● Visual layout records
=-=-=-=-=
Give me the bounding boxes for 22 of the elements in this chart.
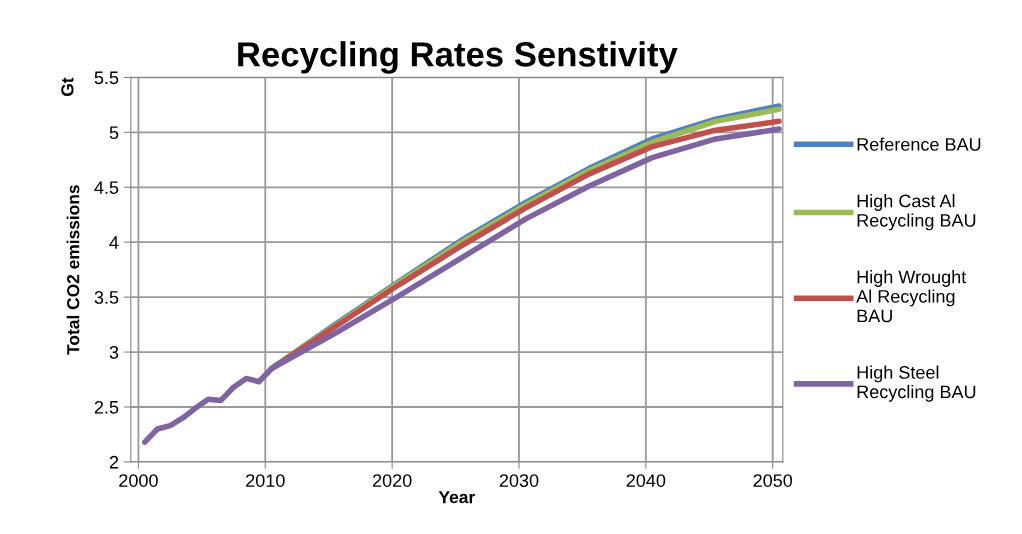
x-axis-title: Year [438, 491, 475, 504]
y-axis-title: Total CO2 emissions [66, 185, 80, 355]
y-tick-label: 4 [109, 236, 119, 249]
x-tick-label: 2010 [246, 474, 285, 487]
legend-label: High Wrought Al Recycling BAU [856, 270, 967, 323]
x-tick-label: 2050 [753, 474, 793, 487]
y-tick-label: 3.5 [94, 291, 119, 304]
y-tick-label: 2.5 [94, 400, 119, 414]
legend-label: High Steel Recycling BAU [857, 365, 976, 402]
x-tick-label: 2000 [119, 474, 158, 487]
x-tick-label: 2020 [372, 474, 412, 487]
y-tick-label: 4.5 [94, 181, 119, 194]
y-tick-label: 2 [109, 455, 119, 469]
legend-label: Reference BAU [857, 137, 981, 151]
y-tick-label: 3 [109, 345, 119, 359]
y-tick-label: 5.5 [94, 71, 119, 85]
text: Gt [61, 77, 74, 96]
legend-label: High Cast Al Recycling BAU [857, 194, 976, 231]
y-tick-label: 5 [109, 126, 119, 140]
x-tick-label: 2030 [499, 474, 539, 487]
x-tick-label: 2040 [626, 474, 666, 487]
chart-title: Recycling Rates Senstivity [238, 41, 678, 74]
=-=-=-=-=
Reproduce every entry above verbatim, omitting the pictures.

● SOLUTION TO THE PROBLEM
Give me the bounding boxes for 22 of the elements in this chart.
x-axis-title: Year [438, 491, 475, 504]
y-axis-title: Total CO2 emissions [66, 185, 80, 355]
y-tick-label: 4 [109, 236, 119, 249]
x-tick-label: 2010 [246, 474, 285, 487]
legend-label: High Wrought Al Recycling BAU [856, 270, 967, 323]
x-tick-label: 2050 [753, 474, 793, 487]
y-tick-label: 3.5 [94, 291, 119, 304]
y-tick-label: 2.5 [94, 400, 119, 414]
legend-label: High Steel Recycling BAU [857, 365, 976, 402]
x-tick-label: 2000 [119, 474, 158, 487]
x-tick-label: 2020 [372, 474, 412, 487]
y-tick-label: 4.5 [94, 181, 119, 194]
y-tick-label: 2 [109, 455, 119, 469]
legend-label: Reference BAU [857, 137, 981, 151]
y-tick-label: 3 [109, 345, 119, 359]
y-tick-label: 5.5 [94, 71, 119, 85]
text: Gt [61, 77, 74, 96]
legend-label: High Cast Al Recycling BAU [857, 194, 976, 231]
y-tick-label: 5 [109, 126, 119, 140]
x-tick-label: 2030 [499, 474, 539, 487]
x-tick-label: 2040 [626, 474, 666, 487]
chart-title: Recycling Rates Senstivity [238, 41, 678, 74]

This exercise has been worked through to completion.